JOB: Give every line of the material again, exactly as written.

---------- EXERCISE INPUT ----------

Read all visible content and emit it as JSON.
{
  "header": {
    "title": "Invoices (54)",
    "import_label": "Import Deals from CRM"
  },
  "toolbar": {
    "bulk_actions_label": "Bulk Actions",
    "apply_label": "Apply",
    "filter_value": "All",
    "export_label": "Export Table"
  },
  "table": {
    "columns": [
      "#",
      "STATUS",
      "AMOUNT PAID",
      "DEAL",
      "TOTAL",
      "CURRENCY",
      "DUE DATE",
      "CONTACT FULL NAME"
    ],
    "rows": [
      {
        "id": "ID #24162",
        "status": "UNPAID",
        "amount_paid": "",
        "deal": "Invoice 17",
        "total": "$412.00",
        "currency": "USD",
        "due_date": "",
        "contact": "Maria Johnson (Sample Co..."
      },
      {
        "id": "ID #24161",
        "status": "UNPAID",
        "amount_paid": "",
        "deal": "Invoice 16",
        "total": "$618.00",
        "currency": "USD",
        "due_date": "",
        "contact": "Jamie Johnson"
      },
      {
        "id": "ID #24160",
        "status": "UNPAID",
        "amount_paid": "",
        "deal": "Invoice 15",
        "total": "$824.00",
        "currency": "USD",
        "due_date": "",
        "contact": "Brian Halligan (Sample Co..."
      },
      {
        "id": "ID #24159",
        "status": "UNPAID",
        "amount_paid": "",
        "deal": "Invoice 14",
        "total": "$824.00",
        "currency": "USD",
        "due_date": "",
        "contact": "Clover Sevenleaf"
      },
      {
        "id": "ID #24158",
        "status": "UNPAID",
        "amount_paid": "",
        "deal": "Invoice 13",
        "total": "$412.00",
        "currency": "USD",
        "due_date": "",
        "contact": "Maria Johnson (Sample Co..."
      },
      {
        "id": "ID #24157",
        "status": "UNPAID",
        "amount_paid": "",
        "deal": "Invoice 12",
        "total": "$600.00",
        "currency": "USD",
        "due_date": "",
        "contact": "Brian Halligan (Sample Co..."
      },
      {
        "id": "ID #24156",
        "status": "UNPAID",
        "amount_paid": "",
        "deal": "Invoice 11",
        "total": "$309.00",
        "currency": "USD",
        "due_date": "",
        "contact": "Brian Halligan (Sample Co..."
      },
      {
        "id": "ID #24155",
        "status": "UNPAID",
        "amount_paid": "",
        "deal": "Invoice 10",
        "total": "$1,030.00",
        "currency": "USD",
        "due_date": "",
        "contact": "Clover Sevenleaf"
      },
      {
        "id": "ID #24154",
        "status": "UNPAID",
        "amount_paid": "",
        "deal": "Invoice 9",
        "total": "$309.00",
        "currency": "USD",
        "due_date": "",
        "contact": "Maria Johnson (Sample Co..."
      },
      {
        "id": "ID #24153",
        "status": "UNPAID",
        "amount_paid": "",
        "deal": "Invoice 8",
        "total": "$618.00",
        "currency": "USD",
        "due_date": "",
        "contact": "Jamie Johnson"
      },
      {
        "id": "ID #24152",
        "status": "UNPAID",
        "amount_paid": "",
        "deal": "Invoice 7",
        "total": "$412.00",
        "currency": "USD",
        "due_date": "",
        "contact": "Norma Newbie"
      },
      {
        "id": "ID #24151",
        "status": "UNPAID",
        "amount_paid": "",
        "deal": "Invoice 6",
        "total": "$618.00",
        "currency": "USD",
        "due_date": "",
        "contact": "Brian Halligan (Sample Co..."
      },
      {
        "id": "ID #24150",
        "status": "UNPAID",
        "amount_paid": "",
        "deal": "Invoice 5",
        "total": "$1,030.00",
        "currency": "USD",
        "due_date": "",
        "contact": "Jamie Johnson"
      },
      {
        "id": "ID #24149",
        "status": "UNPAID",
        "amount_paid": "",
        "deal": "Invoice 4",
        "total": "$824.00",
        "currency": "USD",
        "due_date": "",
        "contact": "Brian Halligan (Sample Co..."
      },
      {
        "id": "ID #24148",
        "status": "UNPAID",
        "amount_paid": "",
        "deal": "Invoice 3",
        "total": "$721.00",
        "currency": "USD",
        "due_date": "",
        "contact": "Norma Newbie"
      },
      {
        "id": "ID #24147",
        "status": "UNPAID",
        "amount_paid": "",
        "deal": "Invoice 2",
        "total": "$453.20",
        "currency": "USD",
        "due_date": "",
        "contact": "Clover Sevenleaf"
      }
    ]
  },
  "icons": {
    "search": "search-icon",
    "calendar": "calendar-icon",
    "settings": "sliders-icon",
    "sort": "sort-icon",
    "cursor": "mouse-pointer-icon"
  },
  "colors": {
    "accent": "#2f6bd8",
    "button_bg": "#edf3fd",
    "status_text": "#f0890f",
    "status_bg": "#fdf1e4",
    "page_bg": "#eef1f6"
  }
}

----------

OUTPUT BELOW:
Read all visible content and emit it as JSON.
{
  "header": {
    "title": "Invoices (54)",
    "import_label": "Import Deals from CRM"
  },
  "toolbar": {
    "bulk_actions_label": "Bulk Actions",
    "apply_label": "Apply",
    "filter_value": "All",
    "export_label": "Export Table"
  },
  "table": {
    "columns": [
      "#",
      "STATUS",
      "AMOUNT PAID",
      "DEAL",
      "TOTAL",
      "CURRENCY",
      "DUE DATE",
      "CONTACT FULL NAME"
    ],
    "rows": [
      {
        "id": "ID #24162",
        "status": "UNPAID",
        "amount_paid": "",
        "deal": "Invoice 17",
        "total": "$412.00",
        "currency": "USD",
        "due_date": "",
        "contact": "Maria Johnson (Sample Co..."
      },
      {
        "id": "ID #24161",
        "status": "UNPAID",
        "amount_paid": "",
        "deal": "Invoice 16",
        "total": "$618.00",
        "currency": "USD",
        "due_date": "",
        "contact": "Jamie Johnson"
      },
      {
        "id": "ID #24160",
        "status": "UNPAID",
        "amount_paid": "",
        "deal": "Invoice 15",
        "total": "$824.00",
        "currency": "USD",
        "due_date": "",
        "contact": "Brian Halligan (Sample Co..."
      },
      {
        "id": "ID #24159",
        "status": "UNPAID",
        "amount_paid": "",
        "deal": "Invoice 14",
        "total": "$824.00",
        "currency": "USD",
        "due_date": "",
        "contact": "Clover Sevenleaf"
      },
      {
        "id": "ID #24158",
        "status": "UNPAID",
        "amount_paid": "",
        "deal": "Invoice 13",
        "total": "$412.00",
        "currency": "USD",
        "due_date": "",
        "contact": "Maria Johnson (Sample Co..."
      },
      {
        "id": "ID #24157",
        "status": "UNPAID",
        "amount_paid": "",
        "deal": "Invoice 12",
        "total": "$600.00",
        "currency": "USD",
        "due_date": "",
        "contact": "Brian Halligan (Sample Co..."
      },
      {
        "id": "ID #24156",
        "status": "UNPAID",
        "amount_paid": "",
        "deal": "Invoice 11",
        "total": "$309.00",
        "currency": "USD",
        "due_date": "",
        "contact": "Brian Halligan (Sample Co..."
      },
      {
        "id": "ID #24155",
        "status": "UNPAID",
        "amount_paid": "",
        "deal": "Invoice 10",
        "total": "$1,030.00",
        "currency": "USD",
        "due_date": "",
        "contact": "Clover Sevenleaf"
      },
      {
        "id": "ID #24154",
        "status": "UNPAID",
        "amount_paid": "",
        "deal": "Invoice 9",
        "total": "$309.00",
        "currency": "USD",
        "due_date": "",
        "contact": "Maria Johnson (Sample Co..."
      },
      {
        "id": "ID #24153",
        "status": "UNPAID",
        "amount_paid": "",
        "deal": "Invoice 8",
        "total": "$618.00",
        "currency": "USD",
        "due_date": "",
        "contact": "Jamie Johnson"
      },
      {
        "id": "ID #24152",
        "status": "UNPAID",
        "amount_paid": "",
        "deal": "Invoice 7",
        "total": "$412.00",
        "currency": "USD",
        "due_date": "",
        "contact": "Norma Newbie"
      },
      {
        "id": "ID #24151",
        "status": "UNPAID",
        "amount_paid": "",
        "deal": "Invoice 6",
        "total": "$618.00",
        "currency": "USD",
        "due_date": "",
        "contact": "Brian Halligan (Sample Co..."
      },
      {
        "id": "ID #24150",
        "status": "UNPAID",
        "amount_paid": "",
        "deal": "Invoice 5",
        "total": "$1,030.00",
        "currency": "USD",
        "due_date": "",
        "contact": "Jamie Johnson"
      },
      {
        "id": "ID #24149",
        "status": "UNPAID",
        "amount_paid": "",
        "deal": "Invoice 4",
        "total": "$824.00",
        "currency": "USD",
        "due_date": "",
        "contact": "Brian Halligan (Sample Co..."
      },
      {
        "id": "ID #24148",
        "status": "UNPAID",
        "amount_paid": "",
        "deal": "Invoice 3",
        "total": "$721.00",
        "currency": "USD",
        "due_date": "",
        "contact": "Norma Newbie"
      },
      {
        "id": "ID #24147",
        "status": "UNPAID",
        "amount_paid": "",
        "deal": "Invoice 2",
        "total": "$453.20",
        "currency": "USD",
        "due_date": "",
        "contact": "Clover Sevenleaf"
      }
    ]
  },
  "icons": {
    "search": "search-icon",
    "calendar": "calendar-icon",
    "settings": "sliders-icon",
    "sort": "sort-icon",
    "cursor": "mouse-pointer-icon"
  },
  "colors": {
    "accent": "#2f6bd8",
    "button_bg": "#edf3fd",
    "status_text": "#f0890f",
    "status_bg": "#fdf1e4",
    "page_bg": "#eef1f6"
  }
}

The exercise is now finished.